(Figure record listings)
━━━━━━━━━━
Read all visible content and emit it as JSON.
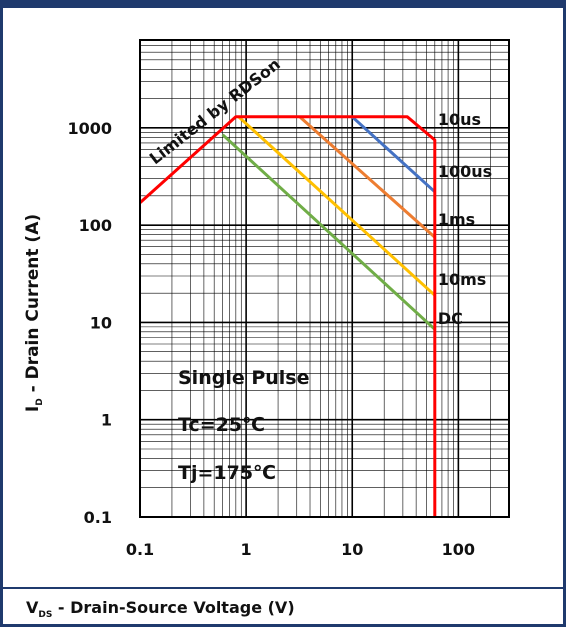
{
  "chart_data": {
    "type": "line",
    "title": "",
    "xlabel_main": "V",
    "xlabel_sub": "DS",
    "xlabel_rest": " - Drain-Source Voltage (V)",
    "ylabel_main": "I",
    "ylabel_sub": "D",
    "ylabel_rest": " - Drain Current  (A)",
    "xscale": "log",
    "yscale": "log",
    "xlim": [
      0.1,
      300
    ],
    "ylim": [
      0.1,
      8000
    ],
    "grid": true,
    "x_ticks": [
      {
        "value": 0.1,
        "label": "0.1"
      },
      {
        "value": 1,
        "label": "1"
      },
      {
        "value": 10,
        "label": "10"
      },
      {
        "value": 100,
        "label": "100"
      }
    ],
    "y_ticks": [
      {
        "value": 0.1,
        "label": "0.1"
      },
      {
        "value": 1,
        "label": "1"
      },
      {
        "value": 10,
        "label": "10"
      },
      {
        "value": 100,
        "label": "100"
      },
      {
        "value": 1000,
        "label": "1000"
      }
    ],
    "series": [
      {
        "name": "10us",
        "color": "#4472c4",
        "points": [
          [
            10,
            1300
          ],
          [
            60,
            220
          ]
        ]
      },
      {
        "name": "100us",
        "color": "#ed7d31",
        "points": [
          [
            3.2,
            1300
          ],
          [
            60,
            75
          ]
        ]
      },
      {
        "name": "1ms",
        "color": "#ffc000",
        "points": [
          [
            0.85,
            1300
          ],
          [
            60,
            19
          ]
        ]
      },
      {
        "name": "10ms",
        "color": "#70ad47",
        "points": [
          [
            0.6,
            850
          ],
          [
            60,
            8.5
          ]
        ]
      },
      {
        "name": "DC",
        "color": "#ff0000",
        "points": [
          [
            0.1,
            170
          ],
          [
            0.8,
            1300
          ],
          [
            33,
            1300
          ],
          [
            60,
            750
          ],
          [
            60,
            0.1
          ]
        ]
      }
    ],
    "limit_label": "Limited by RDSon",
    "annotations": [
      "Single Pulse",
      "Tc=25℃",
      "Tj=175℃"
    ]
  }
}
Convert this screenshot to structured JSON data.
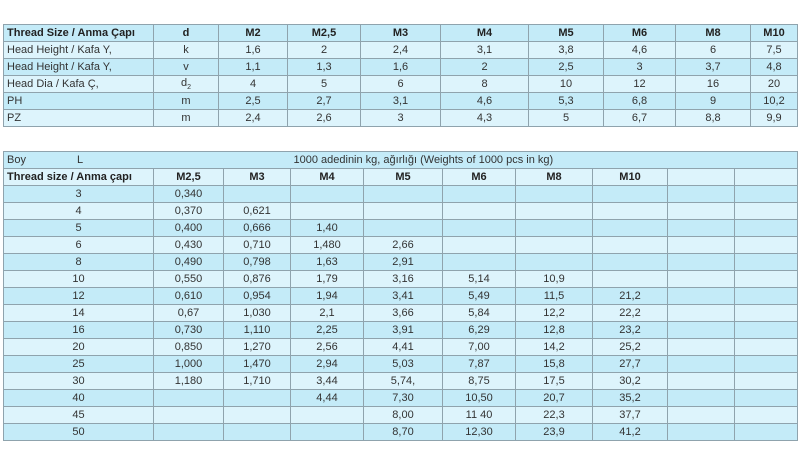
{
  "dimensions_table": {
    "header": [
      "Thread Size / Anma Çapı",
      "d",
      "M2",
      "M2,5",
      "M3",
      "M4",
      "M5",
      "M6",
      "M8",
      "M10"
    ],
    "rows": [
      {
        "label": "Head Height / Kafa Y,",
        "symbol": "k",
        "sub": "",
        "values": [
          "1,6",
          "2",
          "2,4",
          "3,1",
          "3,8",
          "4,6",
          "6",
          "7,5"
        ]
      },
      {
        "label": "Head Height / Kafa Y,",
        "symbol": "v",
        "sub": "",
        "values": [
          "1,1",
          "1,3",
          "1,6",
          "2",
          "2,5",
          "3",
          "3,7",
          "4,8"
        ]
      },
      {
        "label": "Head Dia / Kafa Ç,",
        "symbol": "d",
        "sub": "2",
        "values": [
          "4",
          "5",
          "6",
          "8",
          "10",
          "12",
          "16",
          "20"
        ]
      },
      {
        "label": "PH",
        "symbol": "m",
        "sub": "",
        "values": [
          "2,5",
          "2,7",
          "3,1",
          "4,6",
          "5,3",
          "6,8",
          "9",
          "10,2"
        ]
      },
      {
        "label": "PZ",
        "symbol": "m",
        "sub": "",
        "values": [
          "2,4",
          "2,6",
          "3",
          "4,3",
          "5",
          "6,7",
          "8,8",
          "9,9"
        ]
      }
    ]
  },
  "weights_table": {
    "boy_label": "Boy",
    "length_symbol": "L",
    "title": "1000 adedinin kg, ağırlığı (Weights of 1000 pcs in kg)",
    "header": [
      "Thread size / Anma çapı",
      "M2,5",
      "M3",
      "M4",
      "M5",
      "M6",
      "M8",
      "M10",
      "",
      ""
    ],
    "rows": [
      {
        "length": "3",
        "values": [
          "0,340",
          "",
          "",
          "",
          "",
          "",
          "",
          "",
          ""
        ]
      },
      {
        "length": "4",
        "values": [
          "0,370",
          "0,621",
          "",
          "",
          "",
          "",
          "",
          "",
          ""
        ]
      },
      {
        "length": "5",
        "values": [
          "0,400",
          "0,666",
          "1,40",
          "",
          "",
          "",
          "",
          "",
          ""
        ]
      },
      {
        "length": "6",
        "values": [
          "0,430",
          "0,710",
          "1,480",
          "2,66",
          "",
          "",
          "",
          "",
          ""
        ]
      },
      {
        "length": "8",
        "values": [
          "0,490",
          "0,798",
          "1,63",
          "2,91",
          "",
          "",
          "",
          "",
          ""
        ]
      },
      {
        "length": "10",
        "values": [
          "0,550",
          "0,876",
          "1,79",
          "3,16",
          "5,14",
          "10,9",
          "",
          "",
          ""
        ]
      },
      {
        "length": "12",
        "values": [
          "0,610",
          "0,954",
          "1,94",
          "3,41",
          "5,49",
          "11,5",
          "21,2",
          "",
          ""
        ]
      },
      {
        "length": "14",
        "values": [
          "0,67",
          "1,030",
          "2,1",
          "3,66",
          "5,84",
          "12,2",
          "22,2",
          "",
          ""
        ]
      },
      {
        "length": "16",
        "values": [
          "0,730",
          "1,110",
          "2,25",
          "3,91",
          "6,29",
          "12,8",
          "23,2",
          "",
          ""
        ]
      },
      {
        "length": "20",
        "values": [
          "0,850",
          "1,270",
          "2,56",
          "4,41",
          "7,00",
          "14,2",
          "25,2",
          "",
          ""
        ]
      },
      {
        "length": "25",
        "values": [
          "1,000",
          "1,470",
          "2,94",
          "5,03",
          "7,87",
          "15,8",
          "27,7",
          "",
          ""
        ]
      },
      {
        "length": "30",
        "values": [
          "1,180",
          "1,710",
          "3,44",
          "5,74,",
          "8,75",
          "17,5",
          "30,2",
          "",
          ""
        ]
      },
      {
        "length": "40",
        "values": [
          "",
          "",
          "4,44",
          "7,30",
          "10,50",
          "20,7",
          "35,2",
          "",
          ""
        ]
      },
      {
        "length": "45",
        "values": [
          "",
          "",
          "",
          "8,00",
          "11 40",
          "22,3",
          "37,7",
          "",
          ""
        ]
      },
      {
        "length": "50",
        "values": [
          "",
          "",
          "",
          "8,70",
          "12,30",
          "23,9",
          "41,2",
          "",
          ""
        ]
      }
    ]
  },
  "colors": {
    "row_dark": "#c4ebf8",
    "row_light": "#ddf4fc",
    "border": "#8fa3ad"
  }
}
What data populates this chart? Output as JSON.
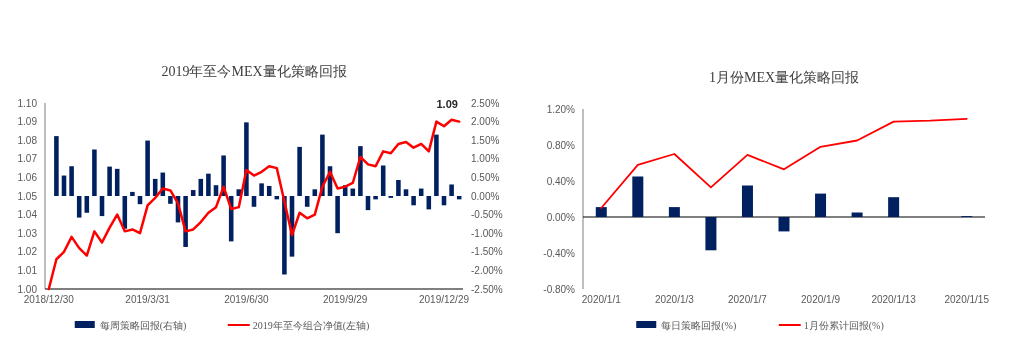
━━━━━━━━━━
### What the task asks
For each line in the data above that contains the string "Drain", extract the line.

### Exercise solution
    "xlabel_rest": " - Drain-Source Voltage (V)",
    "ylabel_rest": " - Drain Current  (A)",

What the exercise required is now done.